* _EXERCISE_: Copy the material word for word, from its first line through the line that contains "chair — [368, 505, 381, 518]".

Layout element entries:
::::::::::

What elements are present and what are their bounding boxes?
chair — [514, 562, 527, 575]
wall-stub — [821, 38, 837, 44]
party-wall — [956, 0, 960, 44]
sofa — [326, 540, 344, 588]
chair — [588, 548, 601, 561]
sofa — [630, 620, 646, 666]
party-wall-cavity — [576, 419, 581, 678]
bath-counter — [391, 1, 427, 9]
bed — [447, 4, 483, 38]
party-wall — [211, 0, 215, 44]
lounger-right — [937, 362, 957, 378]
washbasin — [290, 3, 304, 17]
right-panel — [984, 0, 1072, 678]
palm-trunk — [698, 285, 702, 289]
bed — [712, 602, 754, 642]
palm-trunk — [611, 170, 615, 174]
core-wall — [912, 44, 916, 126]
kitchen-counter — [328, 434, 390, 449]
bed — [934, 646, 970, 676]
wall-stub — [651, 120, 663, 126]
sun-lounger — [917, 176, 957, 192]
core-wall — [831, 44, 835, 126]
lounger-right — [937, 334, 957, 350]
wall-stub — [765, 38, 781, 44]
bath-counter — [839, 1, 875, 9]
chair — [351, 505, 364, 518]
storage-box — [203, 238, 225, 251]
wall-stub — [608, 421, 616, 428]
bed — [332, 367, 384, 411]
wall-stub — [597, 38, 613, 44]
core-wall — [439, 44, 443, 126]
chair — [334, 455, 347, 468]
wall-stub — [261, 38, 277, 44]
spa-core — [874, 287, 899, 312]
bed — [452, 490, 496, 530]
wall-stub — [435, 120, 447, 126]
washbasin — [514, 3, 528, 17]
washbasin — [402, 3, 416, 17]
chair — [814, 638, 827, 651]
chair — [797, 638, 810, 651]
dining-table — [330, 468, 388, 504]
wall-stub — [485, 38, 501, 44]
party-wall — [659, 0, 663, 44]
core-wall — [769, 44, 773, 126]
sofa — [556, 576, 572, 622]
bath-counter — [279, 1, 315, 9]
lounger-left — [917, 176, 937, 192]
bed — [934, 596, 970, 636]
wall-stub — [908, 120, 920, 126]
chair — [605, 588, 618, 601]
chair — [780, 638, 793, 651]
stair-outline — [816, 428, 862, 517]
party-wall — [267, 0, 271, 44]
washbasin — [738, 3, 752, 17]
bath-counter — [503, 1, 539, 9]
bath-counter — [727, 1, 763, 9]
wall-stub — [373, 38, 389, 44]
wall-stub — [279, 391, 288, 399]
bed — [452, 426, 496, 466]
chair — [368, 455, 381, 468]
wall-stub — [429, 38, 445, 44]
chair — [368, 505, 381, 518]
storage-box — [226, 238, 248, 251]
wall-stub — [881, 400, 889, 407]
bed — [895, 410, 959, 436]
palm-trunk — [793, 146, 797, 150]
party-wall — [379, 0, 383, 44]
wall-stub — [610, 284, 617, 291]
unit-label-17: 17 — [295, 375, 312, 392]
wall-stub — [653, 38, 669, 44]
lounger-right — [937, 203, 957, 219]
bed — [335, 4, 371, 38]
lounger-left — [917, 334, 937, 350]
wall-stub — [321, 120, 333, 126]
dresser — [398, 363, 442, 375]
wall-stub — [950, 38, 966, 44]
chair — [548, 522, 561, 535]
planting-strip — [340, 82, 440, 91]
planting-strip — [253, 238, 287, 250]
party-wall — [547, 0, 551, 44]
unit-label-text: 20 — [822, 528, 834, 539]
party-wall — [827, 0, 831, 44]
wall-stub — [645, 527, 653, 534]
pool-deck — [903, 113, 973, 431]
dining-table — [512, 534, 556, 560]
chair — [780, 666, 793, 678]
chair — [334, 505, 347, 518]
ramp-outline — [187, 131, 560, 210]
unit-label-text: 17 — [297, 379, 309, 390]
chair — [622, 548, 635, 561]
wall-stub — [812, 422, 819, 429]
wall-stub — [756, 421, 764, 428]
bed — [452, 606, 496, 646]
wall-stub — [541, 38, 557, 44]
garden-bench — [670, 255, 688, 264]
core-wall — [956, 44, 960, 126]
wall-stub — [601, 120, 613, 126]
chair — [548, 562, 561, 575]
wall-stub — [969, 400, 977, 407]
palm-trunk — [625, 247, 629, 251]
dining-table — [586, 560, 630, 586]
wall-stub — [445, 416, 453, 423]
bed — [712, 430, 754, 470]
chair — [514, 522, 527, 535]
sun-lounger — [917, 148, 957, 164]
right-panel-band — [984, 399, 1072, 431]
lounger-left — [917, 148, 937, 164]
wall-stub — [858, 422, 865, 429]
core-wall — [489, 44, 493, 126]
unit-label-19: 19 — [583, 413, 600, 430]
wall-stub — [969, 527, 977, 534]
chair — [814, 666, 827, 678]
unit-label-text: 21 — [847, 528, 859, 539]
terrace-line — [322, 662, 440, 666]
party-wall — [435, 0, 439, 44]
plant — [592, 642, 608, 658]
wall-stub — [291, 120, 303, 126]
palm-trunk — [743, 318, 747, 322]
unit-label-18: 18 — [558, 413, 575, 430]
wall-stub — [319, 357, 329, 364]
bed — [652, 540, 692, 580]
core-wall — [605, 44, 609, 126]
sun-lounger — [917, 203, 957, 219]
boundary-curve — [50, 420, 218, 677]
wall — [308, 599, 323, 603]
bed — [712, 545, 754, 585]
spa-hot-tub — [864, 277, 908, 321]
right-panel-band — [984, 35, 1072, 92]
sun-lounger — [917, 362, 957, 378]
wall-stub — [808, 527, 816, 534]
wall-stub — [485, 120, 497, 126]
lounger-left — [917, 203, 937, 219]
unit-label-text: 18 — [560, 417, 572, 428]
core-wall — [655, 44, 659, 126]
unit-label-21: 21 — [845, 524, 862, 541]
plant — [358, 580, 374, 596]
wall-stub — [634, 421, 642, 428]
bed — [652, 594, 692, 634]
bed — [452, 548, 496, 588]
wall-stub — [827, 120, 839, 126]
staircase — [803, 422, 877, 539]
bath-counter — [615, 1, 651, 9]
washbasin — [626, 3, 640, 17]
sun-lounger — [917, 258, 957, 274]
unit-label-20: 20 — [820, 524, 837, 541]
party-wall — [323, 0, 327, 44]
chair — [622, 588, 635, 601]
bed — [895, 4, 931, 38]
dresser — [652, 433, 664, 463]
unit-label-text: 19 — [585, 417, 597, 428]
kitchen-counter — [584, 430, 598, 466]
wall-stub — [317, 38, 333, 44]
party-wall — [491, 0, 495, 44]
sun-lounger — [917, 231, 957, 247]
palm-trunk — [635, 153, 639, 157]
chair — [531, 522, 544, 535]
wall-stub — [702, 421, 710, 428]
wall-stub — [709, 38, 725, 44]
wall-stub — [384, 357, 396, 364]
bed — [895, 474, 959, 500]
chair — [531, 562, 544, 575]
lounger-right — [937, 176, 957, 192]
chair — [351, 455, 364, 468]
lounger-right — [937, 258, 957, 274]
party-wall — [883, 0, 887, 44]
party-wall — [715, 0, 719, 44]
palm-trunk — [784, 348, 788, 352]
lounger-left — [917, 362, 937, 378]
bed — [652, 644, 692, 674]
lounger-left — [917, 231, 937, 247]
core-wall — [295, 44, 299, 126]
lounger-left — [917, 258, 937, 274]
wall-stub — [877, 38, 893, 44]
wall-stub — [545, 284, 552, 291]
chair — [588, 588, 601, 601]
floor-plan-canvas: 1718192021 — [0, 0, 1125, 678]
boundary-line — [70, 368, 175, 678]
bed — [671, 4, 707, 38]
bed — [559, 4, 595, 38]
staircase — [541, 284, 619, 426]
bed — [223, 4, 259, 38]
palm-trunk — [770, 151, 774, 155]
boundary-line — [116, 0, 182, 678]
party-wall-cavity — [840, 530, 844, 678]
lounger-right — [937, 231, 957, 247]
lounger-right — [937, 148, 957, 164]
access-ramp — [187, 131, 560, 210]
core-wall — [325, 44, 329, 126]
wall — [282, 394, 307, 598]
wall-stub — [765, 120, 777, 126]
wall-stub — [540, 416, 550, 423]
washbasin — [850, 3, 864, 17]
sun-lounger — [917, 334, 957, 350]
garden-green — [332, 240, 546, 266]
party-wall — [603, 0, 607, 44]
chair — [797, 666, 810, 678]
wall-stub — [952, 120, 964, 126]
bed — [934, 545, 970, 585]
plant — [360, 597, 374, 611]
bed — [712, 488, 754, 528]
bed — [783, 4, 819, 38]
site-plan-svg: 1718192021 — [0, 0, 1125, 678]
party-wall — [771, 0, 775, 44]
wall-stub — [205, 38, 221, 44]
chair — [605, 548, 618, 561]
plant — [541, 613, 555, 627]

::::::::::

* _TASK SOLUTION_:
What elements are present and what are their bounding boxes?
chair — [514, 562, 527, 575]
wall-stub — [821, 38, 837, 44]
party-wall — [956, 0, 960, 44]
sofa — [326, 540, 344, 588]
chair — [588, 548, 601, 561]
sofa — [630, 620, 646, 666]
party-wall-cavity — [576, 419, 581, 678]
bath-counter — [391, 1, 427, 9]
bed — [447, 4, 483, 38]
party-wall — [211, 0, 215, 44]
lounger-right — [937, 362, 957, 378]
washbasin — [290, 3, 304, 17]
right-panel — [984, 0, 1072, 678]
palm-trunk — [698, 285, 702, 289]
bed — [712, 602, 754, 642]
palm-trunk — [611, 170, 615, 174]
core-wall — [912, 44, 916, 126]
kitchen-counter — [328, 434, 390, 449]
bed — [934, 646, 970, 676]
wall-stub — [651, 120, 663, 126]
sun-lounger — [917, 176, 957, 192]
core-wall — [831, 44, 835, 126]
lounger-right — [937, 334, 957, 350]
wall-stub — [765, 38, 781, 44]
bath-counter — [839, 1, 875, 9]
chair — [351, 505, 364, 518]
storage-box — [203, 238, 225, 251]
wall-stub — [608, 421, 616, 428]
bed — [332, 367, 384, 411]
wall-stub — [597, 38, 613, 44]
core-wall — [439, 44, 443, 126]
chair — [334, 455, 347, 468]
wall-stub — [261, 38, 277, 44]
spa-core — [874, 287, 899, 312]
bed — [452, 490, 496, 530]
wall-stub — [435, 120, 447, 126]
washbasin — [514, 3, 528, 17]
washbasin — [402, 3, 416, 17]
chair — [814, 638, 827, 651]
chair — [797, 638, 810, 651]
dining-table — [330, 468, 388, 504]
wall-stub — [485, 38, 501, 44]
party-wall — [659, 0, 663, 44]
core-wall — [769, 44, 773, 126]
sofa — [556, 576, 572, 622]
bath-counter — [279, 1, 315, 9]
lounger-left — [917, 176, 937, 192]
bed — [934, 596, 970, 636]
wall-stub — [908, 120, 920, 126]
chair — [605, 588, 618, 601]
chair — [780, 638, 793, 651]
stair-outline — [816, 428, 862, 517]
party-wall — [267, 0, 271, 44]
washbasin — [738, 3, 752, 17]
bath-counter — [503, 1, 539, 9]
bath-counter — [727, 1, 763, 9]
wall-stub — [373, 38, 389, 44]
wall-stub — [279, 391, 288, 399]
bed — [452, 426, 496, 466]
chair — [368, 455, 381, 468]
wall-stub — [429, 38, 445, 44]
chair — [368, 505, 381, 518]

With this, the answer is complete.